## Extracted data entries
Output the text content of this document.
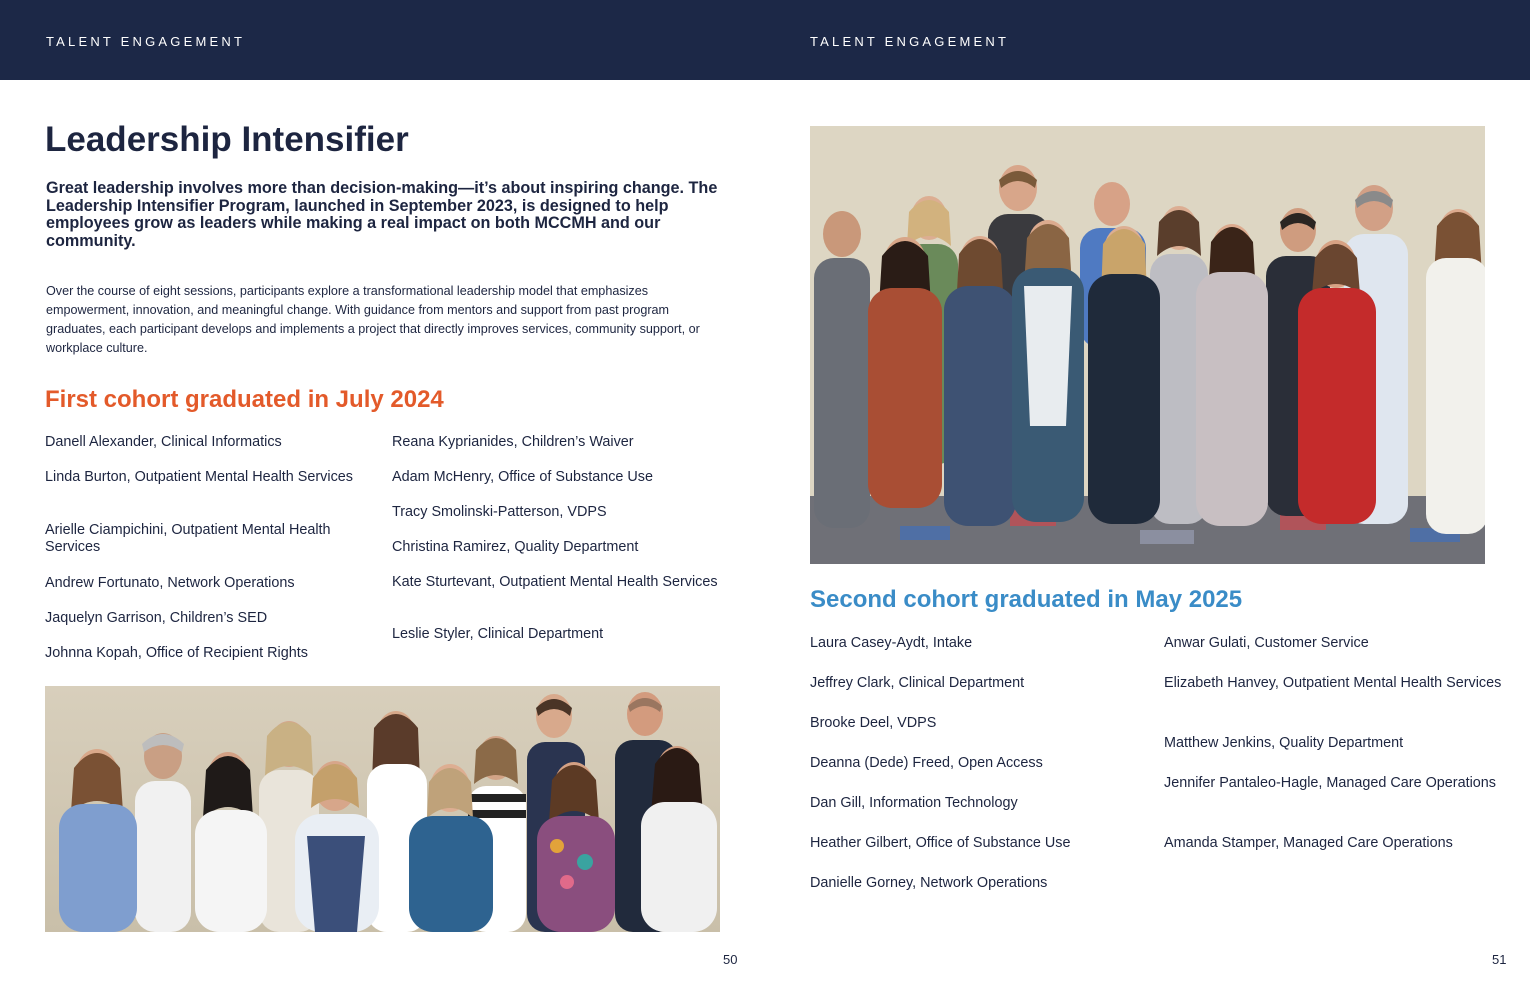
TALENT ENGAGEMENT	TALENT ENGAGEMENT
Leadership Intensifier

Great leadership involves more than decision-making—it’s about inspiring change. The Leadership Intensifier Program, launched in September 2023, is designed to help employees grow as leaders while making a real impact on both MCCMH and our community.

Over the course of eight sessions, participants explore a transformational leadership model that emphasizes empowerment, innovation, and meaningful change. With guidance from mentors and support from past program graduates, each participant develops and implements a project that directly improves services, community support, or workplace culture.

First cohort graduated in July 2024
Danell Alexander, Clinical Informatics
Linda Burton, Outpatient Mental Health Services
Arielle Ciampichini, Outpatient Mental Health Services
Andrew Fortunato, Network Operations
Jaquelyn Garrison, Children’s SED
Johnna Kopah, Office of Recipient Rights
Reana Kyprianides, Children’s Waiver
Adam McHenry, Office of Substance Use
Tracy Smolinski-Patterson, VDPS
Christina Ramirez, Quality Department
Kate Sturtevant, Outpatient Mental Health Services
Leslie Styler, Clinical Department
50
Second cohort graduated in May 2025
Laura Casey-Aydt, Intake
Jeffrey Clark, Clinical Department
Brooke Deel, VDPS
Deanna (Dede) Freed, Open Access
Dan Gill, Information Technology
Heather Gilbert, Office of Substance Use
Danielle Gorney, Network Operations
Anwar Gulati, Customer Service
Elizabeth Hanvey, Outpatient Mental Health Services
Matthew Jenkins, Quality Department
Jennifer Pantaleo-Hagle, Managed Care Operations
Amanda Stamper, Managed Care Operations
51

## INSTRUCTIONS TO FOLLOW
Exclude every picture and copy the remaining data exactly.

## COMPLETE OUTPUT
Output the text content of this document.
TALENT ENGAGEMENT	TALENT ENGAGEMENT
Leadership Intensifier

Great leadership involves more than decision-making—it’s about inspiring change. The Leadership Intensifier Program, launched in September 2023, is designed to help employees grow as leaders while making a real impact on both MCCMH and our community.

Over the course of eight sessions, participants explore a transformational leadership model that emphasizes empowerment, innovation, and meaningful change. With guidance from mentors and support from past program graduates, each participant develops and implements a project that directly improves services, community support, or workplace culture.

First cohort graduated in July 2024
Danell Alexander, Clinical Informatics
Linda Burton, Outpatient Mental Health Services
Arielle Ciampichini, Outpatient Mental Health Services
Andrew Fortunato, Network Operations
Jaquelyn Garrison, Children’s SED
Johnna Kopah, Office of Recipient Rights
Reana Kyprianides, Children’s Waiver
Adam McHenry, Office of Substance Use
Tracy Smolinski-Patterson, VDPS
Christina Ramirez, Quality Department
Kate Sturtevant, Outpatient Mental Health Services
Leslie Styler, Clinical Department
50
Second cohort graduated in May 2025
Laura Casey-Aydt, Intake
Jeffrey Clark, Clinical Department
Brooke Deel, VDPS
Deanna (Dede) Freed, Open Access
Dan Gill, Information Technology
Heather Gilbert, Office of Substance Use
Danielle Gorney, Network Operations
Anwar Gulati, Customer Service
Elizabeth Hanvey, Outpatient Mental Health Services
Matthew Jenkins, Quality Department
Jennifer Pantaleo-Hagle, Managed Care Operations
Amanda Stamper, Managed Care Operations
51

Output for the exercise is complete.